-- START Data to use --

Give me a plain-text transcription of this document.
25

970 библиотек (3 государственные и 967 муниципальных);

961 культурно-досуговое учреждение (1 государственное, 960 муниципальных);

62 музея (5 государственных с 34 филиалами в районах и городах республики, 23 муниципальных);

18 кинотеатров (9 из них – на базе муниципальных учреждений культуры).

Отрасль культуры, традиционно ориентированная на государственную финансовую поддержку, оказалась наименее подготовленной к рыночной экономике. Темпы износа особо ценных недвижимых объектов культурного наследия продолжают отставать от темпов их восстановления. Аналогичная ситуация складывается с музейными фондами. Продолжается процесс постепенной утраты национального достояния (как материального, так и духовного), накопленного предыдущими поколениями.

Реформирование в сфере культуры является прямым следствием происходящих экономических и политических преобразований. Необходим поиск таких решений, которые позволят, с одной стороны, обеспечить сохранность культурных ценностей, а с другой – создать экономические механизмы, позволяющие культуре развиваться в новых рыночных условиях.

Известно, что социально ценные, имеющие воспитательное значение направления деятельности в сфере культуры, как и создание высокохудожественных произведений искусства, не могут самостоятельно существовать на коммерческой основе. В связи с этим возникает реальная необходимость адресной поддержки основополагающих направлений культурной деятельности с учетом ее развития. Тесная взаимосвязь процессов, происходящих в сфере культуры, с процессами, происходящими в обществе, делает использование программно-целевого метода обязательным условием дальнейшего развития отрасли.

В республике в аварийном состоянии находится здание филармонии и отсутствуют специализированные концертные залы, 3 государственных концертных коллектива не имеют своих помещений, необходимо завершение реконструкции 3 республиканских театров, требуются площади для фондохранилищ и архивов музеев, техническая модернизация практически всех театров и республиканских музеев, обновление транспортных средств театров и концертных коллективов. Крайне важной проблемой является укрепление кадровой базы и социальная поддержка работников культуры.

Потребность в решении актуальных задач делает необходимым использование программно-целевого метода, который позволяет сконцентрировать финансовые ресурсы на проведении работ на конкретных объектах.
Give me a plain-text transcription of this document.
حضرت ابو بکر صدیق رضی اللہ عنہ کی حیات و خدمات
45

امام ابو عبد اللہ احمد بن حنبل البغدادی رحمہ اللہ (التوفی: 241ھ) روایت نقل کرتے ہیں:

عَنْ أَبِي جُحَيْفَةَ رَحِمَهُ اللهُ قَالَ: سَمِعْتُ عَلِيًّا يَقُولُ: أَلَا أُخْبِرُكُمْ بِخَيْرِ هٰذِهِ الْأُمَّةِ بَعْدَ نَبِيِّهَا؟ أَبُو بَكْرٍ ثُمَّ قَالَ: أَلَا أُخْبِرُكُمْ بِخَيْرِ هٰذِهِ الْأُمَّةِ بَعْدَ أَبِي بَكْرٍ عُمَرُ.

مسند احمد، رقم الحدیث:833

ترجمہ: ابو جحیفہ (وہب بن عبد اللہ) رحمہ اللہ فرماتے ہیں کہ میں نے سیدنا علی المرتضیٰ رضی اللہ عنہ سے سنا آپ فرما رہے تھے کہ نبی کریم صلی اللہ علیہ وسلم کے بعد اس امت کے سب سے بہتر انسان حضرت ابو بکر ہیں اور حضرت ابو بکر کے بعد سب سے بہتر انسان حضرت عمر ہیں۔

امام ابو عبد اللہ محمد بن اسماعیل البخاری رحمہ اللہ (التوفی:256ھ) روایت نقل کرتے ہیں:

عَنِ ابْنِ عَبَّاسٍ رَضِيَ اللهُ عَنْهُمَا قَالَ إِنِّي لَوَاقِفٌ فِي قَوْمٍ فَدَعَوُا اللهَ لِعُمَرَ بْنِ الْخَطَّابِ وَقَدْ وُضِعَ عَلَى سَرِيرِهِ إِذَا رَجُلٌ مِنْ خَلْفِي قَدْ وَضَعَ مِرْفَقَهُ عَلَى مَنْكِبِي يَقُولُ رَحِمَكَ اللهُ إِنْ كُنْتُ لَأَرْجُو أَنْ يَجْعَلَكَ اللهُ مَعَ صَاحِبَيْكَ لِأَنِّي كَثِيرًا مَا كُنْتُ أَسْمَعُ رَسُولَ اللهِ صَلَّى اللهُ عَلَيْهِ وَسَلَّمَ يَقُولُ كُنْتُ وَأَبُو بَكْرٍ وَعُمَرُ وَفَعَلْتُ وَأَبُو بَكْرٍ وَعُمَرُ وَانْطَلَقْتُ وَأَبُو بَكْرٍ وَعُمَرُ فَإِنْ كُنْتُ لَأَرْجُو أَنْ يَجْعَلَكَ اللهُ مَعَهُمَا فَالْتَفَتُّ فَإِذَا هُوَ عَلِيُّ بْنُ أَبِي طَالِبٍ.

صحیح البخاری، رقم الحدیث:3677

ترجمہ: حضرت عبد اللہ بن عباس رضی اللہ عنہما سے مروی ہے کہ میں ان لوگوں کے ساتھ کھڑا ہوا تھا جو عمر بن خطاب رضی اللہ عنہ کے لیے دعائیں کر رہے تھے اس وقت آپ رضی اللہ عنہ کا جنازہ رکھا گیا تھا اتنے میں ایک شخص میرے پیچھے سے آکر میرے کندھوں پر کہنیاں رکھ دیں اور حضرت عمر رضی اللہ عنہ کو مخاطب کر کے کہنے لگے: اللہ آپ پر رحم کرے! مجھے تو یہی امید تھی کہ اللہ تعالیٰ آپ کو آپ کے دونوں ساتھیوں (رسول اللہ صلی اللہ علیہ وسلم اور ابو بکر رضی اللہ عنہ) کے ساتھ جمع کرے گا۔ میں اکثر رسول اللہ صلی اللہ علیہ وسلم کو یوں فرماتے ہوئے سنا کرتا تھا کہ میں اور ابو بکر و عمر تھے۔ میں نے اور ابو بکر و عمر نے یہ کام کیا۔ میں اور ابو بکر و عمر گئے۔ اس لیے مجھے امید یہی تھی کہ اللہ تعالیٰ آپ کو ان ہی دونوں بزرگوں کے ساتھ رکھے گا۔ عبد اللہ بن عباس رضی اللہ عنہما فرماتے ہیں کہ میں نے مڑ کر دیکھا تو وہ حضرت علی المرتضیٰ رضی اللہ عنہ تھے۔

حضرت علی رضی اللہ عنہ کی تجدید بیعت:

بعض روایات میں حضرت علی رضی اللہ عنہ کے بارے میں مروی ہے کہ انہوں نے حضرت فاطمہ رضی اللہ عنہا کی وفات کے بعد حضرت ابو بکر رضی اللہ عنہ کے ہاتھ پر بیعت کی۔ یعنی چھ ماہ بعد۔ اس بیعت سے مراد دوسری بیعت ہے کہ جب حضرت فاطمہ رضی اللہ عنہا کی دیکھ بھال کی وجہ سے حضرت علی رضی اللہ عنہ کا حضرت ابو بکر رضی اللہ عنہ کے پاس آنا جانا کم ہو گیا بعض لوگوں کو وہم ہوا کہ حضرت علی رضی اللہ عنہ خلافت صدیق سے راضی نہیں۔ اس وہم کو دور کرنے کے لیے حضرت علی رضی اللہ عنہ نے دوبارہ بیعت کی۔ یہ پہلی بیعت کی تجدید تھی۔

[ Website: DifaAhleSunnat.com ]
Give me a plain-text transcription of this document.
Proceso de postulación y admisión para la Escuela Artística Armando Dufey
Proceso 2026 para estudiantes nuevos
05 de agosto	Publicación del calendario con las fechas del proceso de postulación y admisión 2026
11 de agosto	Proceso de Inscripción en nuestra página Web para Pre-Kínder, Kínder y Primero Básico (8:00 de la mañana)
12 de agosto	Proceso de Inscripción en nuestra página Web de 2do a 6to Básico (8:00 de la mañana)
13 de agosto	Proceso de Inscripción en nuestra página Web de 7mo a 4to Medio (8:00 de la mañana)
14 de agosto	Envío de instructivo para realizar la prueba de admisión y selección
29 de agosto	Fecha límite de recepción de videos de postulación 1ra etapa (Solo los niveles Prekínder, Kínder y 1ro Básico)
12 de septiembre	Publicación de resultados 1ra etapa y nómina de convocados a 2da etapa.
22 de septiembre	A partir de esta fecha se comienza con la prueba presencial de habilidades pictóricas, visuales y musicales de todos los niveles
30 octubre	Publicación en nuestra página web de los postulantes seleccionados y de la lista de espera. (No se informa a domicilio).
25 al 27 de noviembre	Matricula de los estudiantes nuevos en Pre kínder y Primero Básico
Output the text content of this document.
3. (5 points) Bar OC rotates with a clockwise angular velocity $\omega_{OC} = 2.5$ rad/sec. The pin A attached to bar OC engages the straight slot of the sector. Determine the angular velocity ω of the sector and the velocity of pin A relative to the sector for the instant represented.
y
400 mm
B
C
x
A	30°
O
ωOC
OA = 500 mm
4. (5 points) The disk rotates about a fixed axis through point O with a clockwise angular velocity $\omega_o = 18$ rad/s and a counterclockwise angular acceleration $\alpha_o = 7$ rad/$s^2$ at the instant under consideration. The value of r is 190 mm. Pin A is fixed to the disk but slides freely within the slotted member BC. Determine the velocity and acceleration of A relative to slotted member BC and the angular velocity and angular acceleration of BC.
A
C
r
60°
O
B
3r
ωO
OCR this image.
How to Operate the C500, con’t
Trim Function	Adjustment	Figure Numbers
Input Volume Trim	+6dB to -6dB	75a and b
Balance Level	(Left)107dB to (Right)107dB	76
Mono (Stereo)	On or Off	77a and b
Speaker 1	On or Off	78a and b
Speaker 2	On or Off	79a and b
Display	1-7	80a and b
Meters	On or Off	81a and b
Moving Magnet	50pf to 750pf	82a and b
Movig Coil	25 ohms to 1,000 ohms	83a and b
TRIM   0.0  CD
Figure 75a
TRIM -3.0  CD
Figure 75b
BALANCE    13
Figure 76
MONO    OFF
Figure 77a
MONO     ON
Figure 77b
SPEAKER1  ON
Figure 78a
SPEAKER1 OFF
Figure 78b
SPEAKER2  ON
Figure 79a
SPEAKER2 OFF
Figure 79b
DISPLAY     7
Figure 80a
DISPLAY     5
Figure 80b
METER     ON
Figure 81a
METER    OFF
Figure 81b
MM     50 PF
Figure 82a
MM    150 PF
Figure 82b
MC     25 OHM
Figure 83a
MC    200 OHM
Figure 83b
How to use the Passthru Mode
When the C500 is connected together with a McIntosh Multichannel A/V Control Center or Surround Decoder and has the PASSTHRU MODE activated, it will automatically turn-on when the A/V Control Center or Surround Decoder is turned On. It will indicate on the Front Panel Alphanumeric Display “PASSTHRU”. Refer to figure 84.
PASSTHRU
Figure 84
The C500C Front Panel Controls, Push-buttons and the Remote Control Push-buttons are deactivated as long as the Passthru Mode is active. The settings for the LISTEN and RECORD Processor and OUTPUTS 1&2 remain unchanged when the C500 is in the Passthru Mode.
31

-- END Data to use --

Show every line from the listing above in which the string "امام" appears.

امام ابو عبد اللہ احمد بن حنبل البغدادی رحمہ اللہ (التوفی: 241ھ) روایت نقل کرتے ہیں:
امام ابو عبد اللہ محمد بن اسماعیل البخاری رحمہ اللہ (التوفی:256ھ) روایت نقل کرتے ہیں:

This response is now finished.